Provide the records once more, identical to the original.

(Dataset items)
- - - - -

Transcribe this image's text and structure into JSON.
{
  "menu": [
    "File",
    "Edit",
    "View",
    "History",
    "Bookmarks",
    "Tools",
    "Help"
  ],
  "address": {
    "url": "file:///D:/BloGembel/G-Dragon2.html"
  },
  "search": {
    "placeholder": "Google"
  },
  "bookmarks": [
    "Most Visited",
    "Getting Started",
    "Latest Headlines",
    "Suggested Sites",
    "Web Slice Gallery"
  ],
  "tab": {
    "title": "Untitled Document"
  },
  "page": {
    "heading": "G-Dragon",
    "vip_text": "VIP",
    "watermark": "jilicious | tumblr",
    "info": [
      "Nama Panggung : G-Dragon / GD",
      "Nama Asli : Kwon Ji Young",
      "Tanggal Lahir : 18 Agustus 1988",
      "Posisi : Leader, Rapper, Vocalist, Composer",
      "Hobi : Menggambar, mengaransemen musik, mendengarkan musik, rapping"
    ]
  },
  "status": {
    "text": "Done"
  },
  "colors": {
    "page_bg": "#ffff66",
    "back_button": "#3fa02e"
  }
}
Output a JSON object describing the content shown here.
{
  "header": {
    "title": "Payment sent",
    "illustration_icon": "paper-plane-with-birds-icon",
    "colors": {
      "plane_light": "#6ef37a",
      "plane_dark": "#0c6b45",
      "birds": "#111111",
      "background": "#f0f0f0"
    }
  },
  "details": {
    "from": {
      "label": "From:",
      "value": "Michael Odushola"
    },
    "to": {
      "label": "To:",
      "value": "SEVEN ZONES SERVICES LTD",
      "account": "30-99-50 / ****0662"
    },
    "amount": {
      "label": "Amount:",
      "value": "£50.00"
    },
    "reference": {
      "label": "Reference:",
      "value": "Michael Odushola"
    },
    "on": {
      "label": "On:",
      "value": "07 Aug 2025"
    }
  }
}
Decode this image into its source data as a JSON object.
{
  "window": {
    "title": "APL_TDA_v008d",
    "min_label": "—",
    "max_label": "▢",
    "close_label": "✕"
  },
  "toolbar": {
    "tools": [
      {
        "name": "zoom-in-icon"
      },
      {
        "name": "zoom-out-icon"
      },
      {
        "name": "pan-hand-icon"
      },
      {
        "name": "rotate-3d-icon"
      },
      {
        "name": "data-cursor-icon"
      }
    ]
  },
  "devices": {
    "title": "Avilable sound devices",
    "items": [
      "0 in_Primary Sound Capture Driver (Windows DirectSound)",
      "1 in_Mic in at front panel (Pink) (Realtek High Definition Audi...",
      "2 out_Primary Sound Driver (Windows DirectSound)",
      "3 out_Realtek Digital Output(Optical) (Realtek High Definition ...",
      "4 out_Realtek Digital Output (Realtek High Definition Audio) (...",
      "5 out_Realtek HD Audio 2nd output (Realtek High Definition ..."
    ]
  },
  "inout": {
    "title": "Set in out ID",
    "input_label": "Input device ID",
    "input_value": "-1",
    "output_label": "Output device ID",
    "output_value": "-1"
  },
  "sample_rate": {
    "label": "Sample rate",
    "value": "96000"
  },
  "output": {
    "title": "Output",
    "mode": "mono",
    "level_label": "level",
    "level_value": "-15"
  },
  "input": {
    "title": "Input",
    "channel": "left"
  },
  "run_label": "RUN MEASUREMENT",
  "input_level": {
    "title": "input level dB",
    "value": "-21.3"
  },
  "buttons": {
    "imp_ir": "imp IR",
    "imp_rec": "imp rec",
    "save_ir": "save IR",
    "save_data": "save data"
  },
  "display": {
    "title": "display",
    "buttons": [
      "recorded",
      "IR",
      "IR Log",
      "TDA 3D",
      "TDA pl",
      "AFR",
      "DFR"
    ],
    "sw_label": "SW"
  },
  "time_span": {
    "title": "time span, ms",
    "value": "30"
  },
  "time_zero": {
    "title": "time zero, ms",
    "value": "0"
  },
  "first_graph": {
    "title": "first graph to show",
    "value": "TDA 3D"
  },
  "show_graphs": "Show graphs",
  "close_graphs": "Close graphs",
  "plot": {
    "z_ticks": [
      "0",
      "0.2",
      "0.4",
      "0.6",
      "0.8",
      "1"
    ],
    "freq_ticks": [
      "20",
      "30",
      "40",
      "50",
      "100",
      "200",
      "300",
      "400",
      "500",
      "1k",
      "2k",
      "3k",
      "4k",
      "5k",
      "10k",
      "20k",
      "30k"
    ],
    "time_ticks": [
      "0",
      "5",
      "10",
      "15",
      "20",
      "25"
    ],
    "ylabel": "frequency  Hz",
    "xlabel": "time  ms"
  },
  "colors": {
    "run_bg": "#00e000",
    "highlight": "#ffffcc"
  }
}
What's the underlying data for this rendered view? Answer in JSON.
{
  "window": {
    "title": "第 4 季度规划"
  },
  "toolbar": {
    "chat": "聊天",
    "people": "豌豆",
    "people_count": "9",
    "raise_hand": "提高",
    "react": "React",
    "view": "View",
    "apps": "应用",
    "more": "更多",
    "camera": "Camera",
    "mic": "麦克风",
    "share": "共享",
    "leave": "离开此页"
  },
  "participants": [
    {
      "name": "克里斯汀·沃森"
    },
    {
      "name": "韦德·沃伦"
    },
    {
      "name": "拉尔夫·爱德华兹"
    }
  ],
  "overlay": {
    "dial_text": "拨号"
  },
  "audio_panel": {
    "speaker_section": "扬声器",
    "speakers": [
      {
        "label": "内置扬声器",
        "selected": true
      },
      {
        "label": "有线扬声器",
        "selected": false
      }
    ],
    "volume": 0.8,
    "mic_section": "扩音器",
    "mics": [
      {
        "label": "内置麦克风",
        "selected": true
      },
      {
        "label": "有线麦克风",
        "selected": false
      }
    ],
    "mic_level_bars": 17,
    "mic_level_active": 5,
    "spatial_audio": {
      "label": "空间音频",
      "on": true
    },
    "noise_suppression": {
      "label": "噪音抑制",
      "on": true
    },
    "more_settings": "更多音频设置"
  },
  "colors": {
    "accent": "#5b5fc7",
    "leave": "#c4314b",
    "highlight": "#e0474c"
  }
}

- - - - -

Expected answer:
Transcribe this image's text and structure into JSON.
{
  "menu": [
    "File",
    "Edit",
    "View",
    "History",
    "Bookmarks",
    "Tools",
    "Help"
  ],
  "address": {
    "url": "file:///D:/BloGembel/G-Dragon2.html"
  },
  "search": {
    "placeholder": "Google"
  },
  "bookmarks": [
    "Most Visited",
    "Getting Started",
    "Latest Headlines",
    "Suggested Sites",
    "Web Slice Gallery"
  ],
  "tab": {
    "title": "Untitled Document"
  },
  "page": {
    "heading": "G-Dragon",
    "vip_text": "VIP",
    "watermark": "jilicious | tumblr",
    "info": [
      "Nama Panggung : G-Dragon / GD",
      "Nama Asli : Kwon Ji Young",
      "Tanggal Lahir : 18 Agustus 1988",
      "Posisi : Leader, Rapper, Vocalist, Composer",
      "Hobi : Menggambar, mengaransemen musik, mendengarkan musik, rapping"
    ]
  },
  "status": {
    "text": "Done"
  },
  "colors": {
    "page_bg": "#ffff66",
    "back_button": "#3fa02e"
  }
}
Output a JSON object describing the content shown here.
{
  "header": {
    "title": "Payment sent",
    "illustration_icon": "paper-plane-with-birds-icon",
    "colors": {
      "plane_light": "#6ef37a",
      "plane_dark": "#0c6b45",
      "birds": "#111111",
      "background": "#f0f0f0"
    }
  },
  "details": {
    "from": {
      "label": "From:",
      "value": "Michael Odushola"
    },
    "to": {
      "label": "To:",
      "value": "SEVEN ZONES SERVICES LTD",
      "account": "30-99-50 / ****0662"
    },
    "amount": {
      "label": "Amount:",
      "value": "£50.00"
    },
    "reference": {
      "label": "Reference:",
      "value": "Michael Odushola"
    },
    "on": {
      "label": "On:",
      "value": "07 Aug 2025"
    }
  }
}
Decode this image into its source data as a JSON object.
{
  "window": {
    "title": "APL_TDA_v008d",
    "min_label": "—",
    "max_label": "▢",
    "close_label": "✕"
  },
  "toolbar": {
    "tools": [
      {
        "name": "zoom-in-icon"
      },
      {
        "name": "zoom-out-icon"
      },
      {
        "name": "pan-hand-icon"
      },
      {
        "name": "rotate-3d-icon"
      },
      {
        "name": "data-cursor-icon"
      }
    ]
  },
  "devices": {
    "title": "Avilable sound devices",
    "items": [
      "0 in_Primary Sound Capture Driver (Windows DirectSound)",
      "1 in_Mic in at front panel (Pink) (Realtek High Definition Audi...",
      "2 out_Primary Sound Driver (Windows DirectSound)",
      "3 out_Realtek Digital Output(Optical) (Realtek High Definition ...",
      "4 out_Realtek Digital Output (Realtek High Definition Audio) (...",
      "5 out_Realtek HD Audio 2nd output (Realtek High Definition ..."
    ]
  },
  "inout": {
    "title": "Set in out ID",
    "input_label": "Input device ID",
    "input_value": "-1",
    "output_label": "Output device ID",
    "output_value": "-1"
  },
  "sample_rate": {
    "label": "Sample rate",
    "value": "96000"
  },
  "output": {
    "title": "Output",
    "mode": "mono",
    "level_label": "level",
    "level_value": "-15"
  },
  "input": {
    "title": "Input",
    "channel": "left"
  },
  "run_label": "RUN MEASUREMENT",
  "input_level": {
    "title": "input level dB",
    "value": "-21.3"
  },
  "buttons": {
    "imp_ir": "imp IR",
    "imp_rec": "imp rec",
    "save_ir": "save IR",
    "save_data": "save data"
  },
  "display": {
    "title": "display",
    "buttons": [
      "recorded",
      "IR",
      "IR Log",
      "TDA 3D",
      "TDA pl",
      "AFR",
      "DFR"
    ],
    "sw_label": "SW"
  },
  "time_span": {
    "title": "time span, ms",
    "value": "30"
  },
  "time_zero": {
    "title": "time zero, ms",
    "value": "0"
  },
  "first_graph": {
    "title": "first graph to show",
    "value": "TDA 3D"
  },
  "show_graphs": "Show graphs",
  "close_graphs": "Close graphs",
  "plot": {
    "z_ticks": [
      "0",
      "0.2",
      "0.4",
      "0.6",
      "0.8",
      "1"
    ],
    "freq_ticks": [
      "20",
      "30",
      "40",
      "50",
      "100",
      "200",
      "300",
      "400",
      "500",
      "1k",
      "2k",
      "3k",
      "4k",
      "5k",
      "10k",
      "20k",
      "30k"
    ],
    "time_ticks": [
      "0",
      "5",
      "10",
      "15",
      "20",
      "25"
    ],
    "ylabel": "frequency  Hz",
    "xlabel": "time  ms"
  },
  "colors": {
    "run_bg": "#00e000",
    "highlight": "#ffffcc"
  }
}
What's the underlying data for this rendered view? Answer in JSON.
{
  "window": {
    "title": "第 4 季度规划"
  },
  "toolbar": {
    "chat": "聊天",
    "people": "豌豆",
    "people_count": "9",
    "raise_hand": "提高",
    "react": "React",
    "view": "View",
    "apps": "应用",
    "more": "更多",
    "camera": "Camera",
    "mic": "麦克风",
    "share": "共享",
    "leave": "离开此页"
  },
  "participants": [
    {
      "name": "克里斯汀·沃森"
    },
    {
      "name": "韦德·沃伦"
    },
    {
      "name": "拉尔夫·爱德华兹"
    }
  ],
  "overlay": {
    "dial_text": "拨号"
  },
  "audio_panel": {
    "speaker_section": "扬声器",
    "speakers": [
      {
        "label": "内置扬声器",
        "selected": true
      },
      {
        "label": "有线扬声器",
        "selected": false
      }
    ],
    "volume": 0.8,
    "mic_section": "扩音器",
    "mics": [
      {
        "label": "内置麦克风",
        "selected": true
      },
      {
        "label": "有线麦克风",
        "selected": false
      }
    ],
    "mic_level_bars": 17,
    "mic_level_active": 5,
    "spatial_audio": {
      "label": "空间音频",
      "on": true
    },
    "noise_suppression": {
      "label": "噪音抑制",
      "on": true
    },
    "more_settings": "更多音频设置"
  },
  "colors": {
    "accent": "#5b5fc7",
    "leave": "#c4314b",
    "highlight": "#e0474c"
  }
}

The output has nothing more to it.